• PROBLEM REQUIREMENTS
Please pull out every line that includes the string "this".

Extracted records
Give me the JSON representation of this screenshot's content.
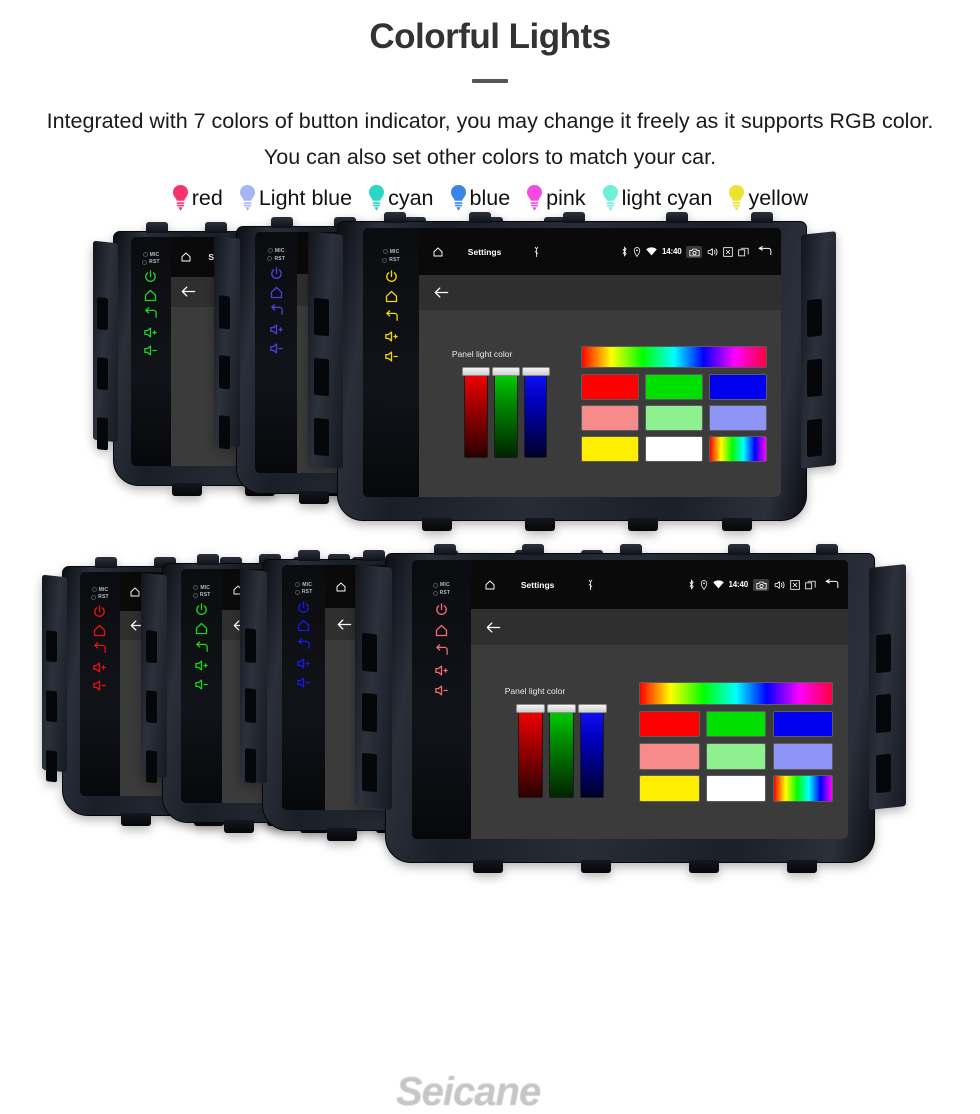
{
  "header": {
    "title": "Colorful Lights",
    "subtitle": "Integrated with 7 colors of button indicator, you may change it freely as it supports RGB color. You can also set other colors to match your car."
  },
  "legend": {
    "items": [
      {
        "label": "red",
        "color": "#f6346c"
      },
      {
        "label": "Light blue",
        "color": "#a6b6f5"
      },
      {
        "label": "cyan",
        "color": "#2ad6c8"
      },
      {
        "label": "blue",
        "color": "#3a86e8"
      },
      {
        "label": "pink",
        "color": "#f649e0"
      },
      {
        "label": "light cyan",
        "color": "#6df0d8"
      },
      {
        "label": "yellow",
        "color": "#ede22f"
      }
    ]
  },
  "device": {
    "status_bar": {
      "home_icon": "home-icon",
      "title": "Settings",
      "usb_icon": "usb-icon",
      "bluetooth_icon": "bluetooth-icon",
      "location_icon": "location-icon",
      "wifi_icon": "wifi-icon",
      "time": "14:40",
      "camera_icon": "camera-icon",
      "volume_icon": "volume-icon",
      "close_icon": "close-box-icon",
      "recents_icon": "recent-apps-icon",
      "back_icon": "back-arrow-icon"
    },
    "app_bar": {
      "back_icon": "back-arrow-icon"
    },
    "dialog": {
      "label": "Panel light color",
      "sliders": [
        {
          "name": "red-slider",
          "color": "#ff0000"
        },
        {
          "name": "green-slider",
          "color": "#00d900"
        },
        {
          "name": "blue-slider",
          "color": "#1414ff"
        }
      ],
      "rainbow_bar": "rainbow-gradient",
      "swatch_rows": [
        [
          "#ff0000",
          "#00e000",
          "#0000ee"
        ],
        [
          "#f78a8a",
          "#8ff08f",
          "#8f95f7"
        ],
        [
          "#ffee00",
          "#ffffff",
          "gradient"
        ]
      ]
    },
    "side_buttons": {
      "mic_label": "MIC",
      "rst_label": "RST",
      "icons": [
        "power-icon",
        "home-icon",
        "back-icon",
        "volume-up-icon",
        "volume-down-icon"
      ]
    }
  },
  "units": {
    "top_row": [
      {
        "name": "unit-top-green",
        "indicator_color": "#23d123"
      },
      {
        "name": "unit-top-blue",
        "indicator_color": "#4a40e6"
      },
      {
        "name": "unit-top-yellow",
        "indicator_color": "#f2d90a"
      }
    ],
    "bottom_row": [
      {
        "name": "unit-bottom-red",
        "indicator_color": "#ee1111"
      },
      {
        "name": "unit-bottom-green",
        "indicator_color": "#16d616"
      },
      {
        "name": "unit-bottom-blue",
        "indicator_color": "#1818ec"
      },
      {
        "name": "unit-bottom-pink",
        "indicator_color": "#f26c6c"
      }
    ]
  },
  "watermark": {
    "text": "Seicane"
  }
}
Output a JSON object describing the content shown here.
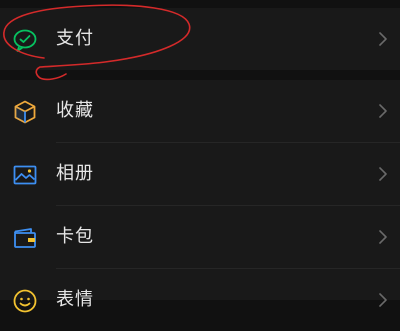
{
  "menu": {
    "group1": [
      {
        "label": "支付",
        "icon": "pay-icon",
        "color": "#07c160"
      }
    ],
    "group2": [
      {
        "label": "收藏",
        "icon": "favorites-cube-icon",
        "color": "#f0a93b"
      },
      {
        "label": "相册",
        "icon": "photo-album-icon",
        "color": "#3d8ff2"
      },
      {
        "label": "卡包",
        "icon": "card-wallet-icon",
        "color": "#3d8ff2"
      },
      {
        "label": "表情",
        "icon": "emoji-icon",
        "color": "#f2c230"
      }
    ]
  },
  "annotation": {
    "color": "#d42a2a",
    "shape": "hand-drawn circle around pay row"
  },
  "colors": {
    "background": "#111111",
    "row": "#191919",
    "text": "#e6e6e6",
    "chevron": "#6a6a6a"
  }
}
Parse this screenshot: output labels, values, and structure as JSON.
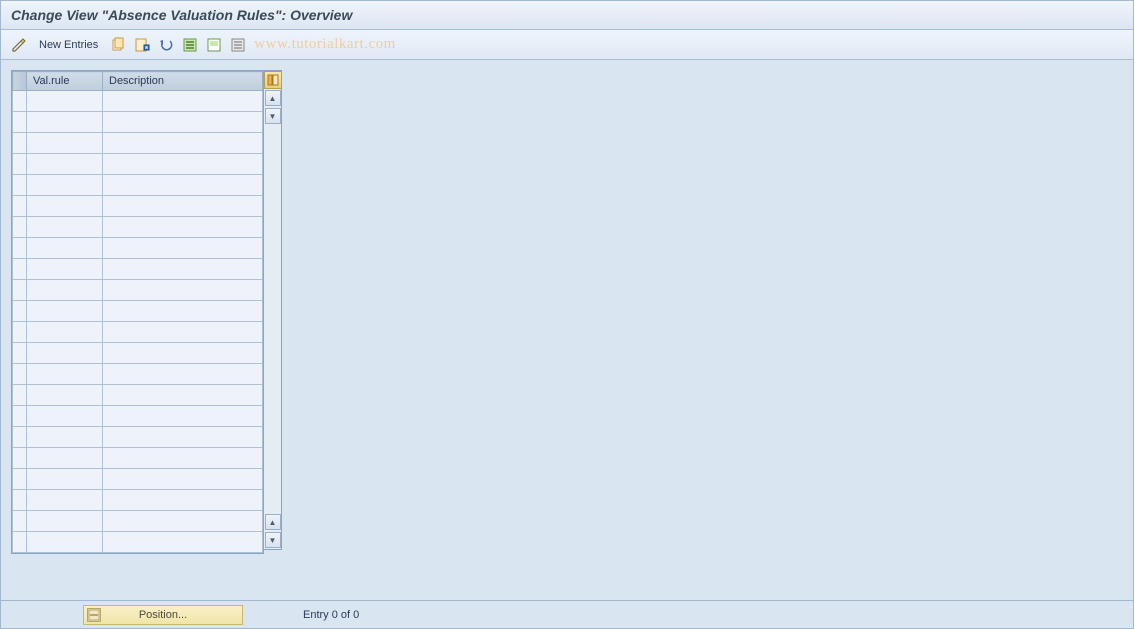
{
  "title": "Change View \"Absence Valuation Rules\": Overview",
  "toolbar": {
    "new_entries_label": "New Entries"
  },
  "watermark": "www.tutorialkart.com",
  "table": {
    "headers": {
      "val_rule": "Val.rule",
      "description": "Description"
    },
    "row_count": 22
  },
  "footer": {
    "position_label": "Position...",
    "entry_text": "Entry 0 of 0"
  }
}
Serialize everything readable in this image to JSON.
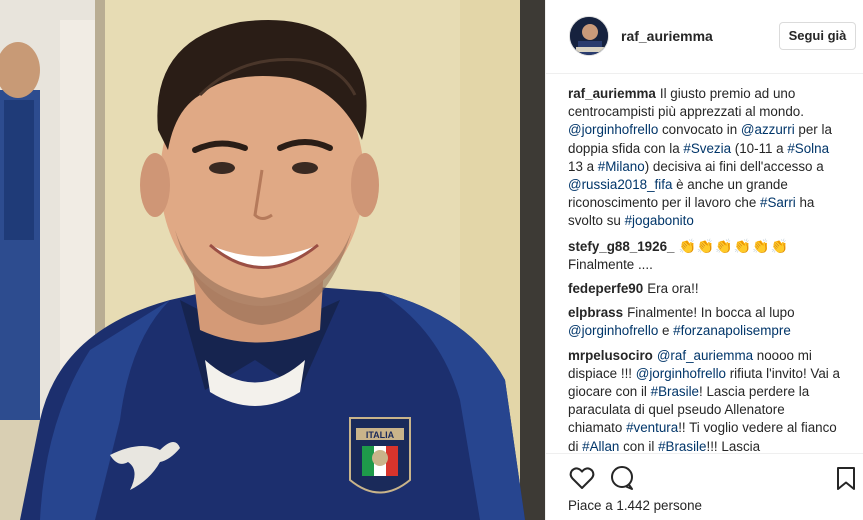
{
  "header": {
    "username": "raf_auriemma",
    "follow_label": "Segui già"
  },
  "caption": {
    "user": "raf_auriemma",
    "parts": [
      {
        "t": "Il giusto premio ad uno centrocampisti più apprezzati al mondo. ",
        "link": false
      },
      {
        "t": "@jorginhofrello",
        "link": true
      },
      {
        "t": " convocato in ",
        "link": false
      },
      {
        "t": "@azzurri",
        "link": true
      },
      {
        "t": " per la doppia sfida con la ",
        "link": false
      },
      {
        "t": "#Svezia",
        "link": true
      },
      {
        "t": " (10-11 a ",
        "link": false
      },
      {
        "t": "#Solna",
        "link": true
      },
      {
        "t": " 13 a ",
        "link": false
      },
      {
        "t": "#Milano",
        "link": true
      },
      {
        "t": ") decisiva ai fini dell'accesso a ",
        "link": false
      },
      {
        "t": "@russia2018_fifa",
        "link": true
      },
      {
        "t": " è anche un grande riconoscimento per il lavoro che ",
        "link": false
      },
      {
        "t": "#Sarri",
        "link": true
      },
      {
        "t": " ha svolto su ",
        "link": false
      },
      {
        "t": "#jogabonito",
        "link": true
      }
    ]
  },
  "comments": [
    {
      "user": "stefy_g88_1926_",
      "emoji": "👏👏👏👏👏👏",
      "parts": [
        {
          "t": "Finalmente ....",
          "link": false
        }
      ]
    },
    {
      "user": "fedeperfe90",
      "parts": [
        {
          "t": "Era ora!!",
          "link": false
        }
      ]
    },
    {
      "user": "elpbrass",
      "parts": [
        {
          "t": "Finalmente! In bocca al lupo ",
          "link": false
        },
        {
          "t": "@jorginhofrello",
          "link": true
        },
        {
          "t": " e ",
          "link": false
        },
        {
          "t": "#forzanapolisempre",
          "link": true
        }
      ]
    },
    {
      "user": "mrpelusociro",
      "parts": [
        {
          "t": "@raf_auriemma",
          "link": true
        },
        {
          "t": " noooo mi dispiace !!! ",
          "link": false
        },
        {
          "t": "@jorginhofrello",
          "link": true
        },
        {
          "t": " rifiuta l'invito! Vai a giocare con il ",
          "link": false
        },
        {
          "t": "#Brasile",
          "link": true
        },
        {
          "t": "! Lascia perdere la paraculata di quel pseudo Allenatore chiamato ",
          "link": false
        },
        {
          "t": "#ventura",
          "link": true
        },
        {
          "t": "!! Ti voglio vedere al fianco di ",
          "link": false
        },
        {
          "t": "#Allan",
          "link": true
        },
        {
          "t": " con il ",
          "link": false
        },
        {
          "t": "#Brasile",
          "link": true
        },
        {
          "t": "!!! Lascia",
          "link": false
        }
      ]
    }
  ],
  "footer": {
    "likes_text": "Piace a 1.442 persone"
  },
  "badge": {
    "text": "ITALIA"
  },
  "icons": {
    "like": "heart-icon",
    "comment": "comment-icon",
    "save": "bookmark-icon"
  },
  "colors": {
    "link": "#003569",
    "text": "#262626",
    "shirt": "#1c2f6e"
  }
}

• ANSWER TO THE TASK
Give me the JSON representation of this screenshot's content.
Parse this screenshot: output labels, values, and structure as JSON.
Serialize everything readable in this image to JSON.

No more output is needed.